What you are asked to do:
Write out all of the rows below without changing a single character, and leave out the pictures.

==== Information provided ====

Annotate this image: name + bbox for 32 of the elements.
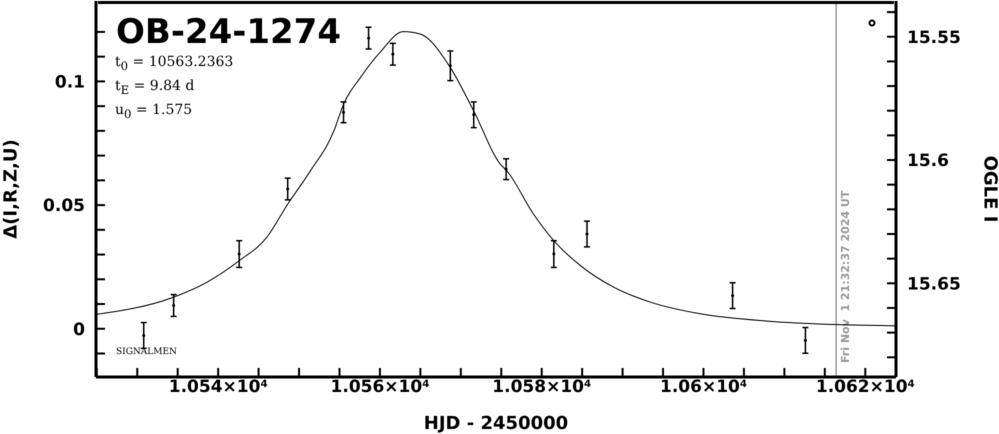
point <box>552 252 556 256</box>
annotation: Fri Nov 1 21:32:37 2024 UT <box>839 190 852 363</box>
point <box>804 338 807 342</box>
chart-title: OB-24-1274 <box>116 12 341 52</box>
y2-tick-label: 15.65 <box>907 274 961 294</box>
x-tick-label: 1.054×10$^{4}$ <box>168 377 268 397</box>
x-tick-label: 1.062×10$^{4}$ <box>816 377 915 397</box>
y-axis-title: Δ(I,R,Z,U) <box>0 139 22 239</box>
annotation: SIGNALMEN <box>116 347 177 358</box>
point <box>142 334 146 337</box>
point <box>172 304 176 308</box>
x-axis-title: HJD - 2450000 <box>424 413 568 434</box>
y-tick-label: 0.05 <box>43 196 85 216</box>
x-tick-label: 1.06×10$^{4}$ <box>660 377 747 397</box>
y2-tick-label: 15.6 <box>907 151 949 172</box>
annotation: t$_{E}$ = 9.84 d <box>115 77 194 99</box>
point <box>367 36 370 40</box>
y2-axis-title: OGLE I <box>980 156 999 222</box>
point <box>391 52 394 56</box>
y2-tick-label: 15.55 <box>907 28 961 48</box>
point <box>286 188 290 190</box>
point <box>731 294 734 298</box>
point <box>448 64 452 68</box>
x-tick-label: 1.056×10$^{4}$ <box>330 377 430 397</box>
annotation: t$_{0}$ = 10563.2363 <box>115 53 234 75</box>
x-tick-label: 1.058×10$^{4}$ <box>492 377 592 397</box>
point <box>472 113 476 116</box>
annotation: u$_{0}$ = 1.575 <box>115 101 192 123</box>
point <box>504 168 508 171</box>
point <box>238 252 241 256</box>
y-tick-label: 0 <box>73 320 86 340</box>
y-tick-label: 0.1 <box>54 72 85 92</box>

====

Exercise output:
Annotate this image: name + bbox for 32 of the elements.
point <box>552 252 556 256</box>
annotation: Fri Nov 1 21:32:37 2024 UT <box>839 190 852 363</box>
point <box>804 338 807 342</box>
chart-title: OB-24-1274 <box>116 12 341 52</box>
y2-tick-label: 15.65 <box>907 274 961 294</box>
x-tick-label: 1.054×10$^{4}$ <box>168 377 268 397</box>
x-tick-label: 1.062×10$^{4}$ <box>816 377 915 397</box>
y-axis-title: Δ(I,R,Z,U) <box>0 139 22 239</box>
annotation: SIGNALMEN <box>116 347 177 358</box>
point <box>142 334 146 337</box>
point <box>172 304 176 308</box>
x-axis-title: HJD - 2450000 <box>424 413 568 434</box>
y-tick-label: 0.05 <box>43 196 85 216</box>
x-tick-label: 1.06×10$^{4}$ <box>660 377 747 397</box>
y2-tick-label: 15.6 <box>907 151 949 172</box>
annotation: t$_{E}$ = 9.84 d <box>115 77 194 99</box>
point <box>367 36 370 40</box>
y2-axis-title: OGLE I <box>980 156 999 222</box>
point <box>391 52 394 56</box>
y2-tick-label: 15.55 <box>907 28 961 48</box>
point <box>286 188 290 190</box>
point <box>731 294 734 298</box>
point <box>448 64 452 68</box>
x-tick-label: 1.056×10$^{4}$ <box>330 377 430 397</box>
annotation: t$_{0}$ = 10563.2363 <box>115 53 234 75</box>
x-tick-label: 1.058×10$^{4}$ <box>492 377 592 397</box>
point <box>472 113 476 116</box>
annotation: u$_{0}$ = 1.575 <box>115 101 192 123</box>
point <box>504 168 508 171</box>
point <box>238 252 241 256</box>
y-tick-label: 0 <box>73 320 86 340</box>
y-tick-label: 0.1 <box>54 72 85 92</box>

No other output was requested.